■ Set problem:
Word for word, quote all of the material, omitting the pictures.

****************

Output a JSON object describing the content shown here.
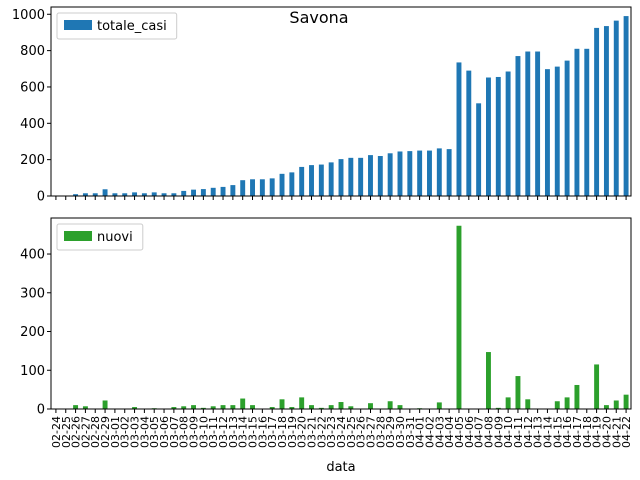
{
  "chart_data": {
    "title": "Savona",
    "xlabel": "data",
    "categories": [
      "02-24",
      "02-25",
      "02-26",
      "02-27",
      "02-28",
      "02-29",
      "03-01",
      "03-02",
      "03-03",
      "03-04",
      "03-05",
      "03-06",
      "03-07",
      "03-08",
      "03-09",
      "03-10",
      "03-11",
      "03-12",
      "03-13",
      "03-14",
      "03-15",
      "03-16",
      "03-17",
      "03-18",
      "03-19",
      "03-20",
      "03-21",
      "03-22",
      "03-23",
      "03-24",
      "03-25",
      "03-26",
      "03-27",
      "03-28",
      "03-29",
      "03-30",
      "03-31",
      "04-01",
      "04-02",
      "04-03",
      "04-04",
      "04-05",
      "04-06",
      "04-07",
      "04-08",
      "04-09",
      "04-10",
      "04-11",
      "04-12",
      "04-13",
      "04-14",
      "04-15",
      "04-16",
      "04-17",
      "04-18",
      "04-19",
      "04-20",
      "04-21",
      "04-22"
    ],
    "panels": [
      {
        "type": "bar",
        "series_name": "totale_casi",
        "color": "#1f77b4",
        "ylim": [
          0,
          1040
        ],
        "yticks": [
          0,
          200,
          400,
          600,
          800,
          1000
        ],
        "legend": "upper left",
        "values": [
          0,
          0,
          10,
          15,
          15,
          37,
          15,
          15,
          20,
          15,
          20,
          15,
          15,
          28,
          35,
          38,
          45,
          50,
          60,
          87,
          92,
          92,
          97,
          122,
          130,
          160,
          170,
          173,
          185,
          203,
          210,
          210,
          225,
          220,
          235,
          245,
          247,
          250,
          250,
          262,
          258,
          735,
          690,
          510,
          652,
          655,
          685,
          770,
          795,
          795,
          698,
          712,
          745,
          810,
          810,
          925,
          935,
          965,
          990
        ]
      },
      {
        "type": "bar",
        "series_name": "nuovi",
        "color": "#2ca02c",
        "ylim": [
          0,
          493
        ],
        "yticks": [
          0,
          100,
          200,
          300,
          400
        ],
        "legend": "upper left",
        "values": [
          0,
          0,
          10,
          7,
          0,
          22,
          0,
          0,
          5,
          0,
          2,
          0,
          5,
          7,
          10,
          3,
          7,
          10,
          10,
          27,
          10,
          0,
          5,
          25,
          5,
          30,
          10,
          3,
          10,
          18,
          7,
          0,
          15,
          0,
          20,
          10,
          0,
          2,
          0,
          17,
          0,
          473,
          0,
          0,
          147,
          3,
          30,
          85,
          25,
          0,
          0,
          20,
          30,
          62,
          0,
          115,
          10,
          22,
          37
        ]
      }
    ]
  }
}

****************

■ Solution:
Output a JSON object describing the content shown here.
{
  "chart_data": {
    "title": "Savona",
    "xlabel": "data",
    "categories": [
      "02-24",
      "02-25",
      "02-26",
      "02-27",
      "02-28",
      "02-29",
      "03-01",
      "03-02",
      "03-03",
      "03-04",
      "03-05",
      "03-06",
      "03-07",
      "03-08",
      "03-09",
      "03-10",
      "03-11",
      "03-12",
      "03-13",
      "03-14",
      "03-15",
      "03-16",
      "03-17",
      "03-18",
      "03-19",
      "03-20",
      "03-21",
      "03-22",
      "03-23",
      "03-24",
      "03-25",
      "03-26",
      "03-27",
      "03-28",
      "03-29",
      "03-30",
      "03-31",
      "04-01",
      "04-02",
      "04-03",
      "04-04",
      "04-05",
      "04-06",
      "04-07",
      "04-08",
      "04-09",
      "04-10",
      "04-11",
      "04-12",
      "04-13",
      "04-14",
      "04-15",
      "04-16",
      "04-17",
      "04-18",
      "04-19",
      "04-20",
      "04-21",
      "04-22"
    ],
    "panels": [
      {
        "type": "bar",
        "series_name": "totale_casi",
        "color": "#1f77b4",
        "ylim": [
          0,
          1040
        ],
        "yticks": [
          0,
          200,
          400,
          600,
          800,
          1000
        ],
        "legend": "upper left",
        "values": [
          0,
          0,
          10,
          15,
          15,
          37,
          15,
          15,
          20,
          15,
          20,
          15,
          15,
          28,
          35,
          38,
          45,
          50,
          60,
          87,
          92,
          92,
          97,
          122,
          130,
          160,
          170,
          173,
          185,
          203,
          210,
          210,
          225,
          220,
          235,
          245,
          247,
          250,
          250,
          262,
          258,
          735,
          690,
          510,
          652,
          655,
          685,
          770,
          795,
          795,
          698,
          712,
          745,
          810,
          810,
          925,
          935,
          965,
          990
        ]
      },
      {
        "type": "bar",
        "series_name": "nuovi",
        "color": "#2ca02c",
        "ylim": [
          0,
          493
        ],
        "yticks": [
          0,
          100,
          200,
          300,
          400
        ],
        "legend": "upper left",
        "values": [
          0,
          0,
          10,
          7,
          0,
          22,
          0,
          0,
          5,
          0,
          2,
          0,
          5,
          7,
          10,
          3,
          7,
          10,
          10,
          27,
          10,
          0,
          5,
          25,
          5,
          30,
          10,
          3,
          10,
          18,
          7,
          0,
          15,
          0,
          20,
          10,
          0,
          2,
          0,
          17,
          0,
          473,
          0,
          0,
          147,
          3,
          30,
          85,
          25,
          0,
          0,
          20,
          30,
          62,
          0,
          115,
          10,
          22,
          37
        ]
      }
    ]
  }
}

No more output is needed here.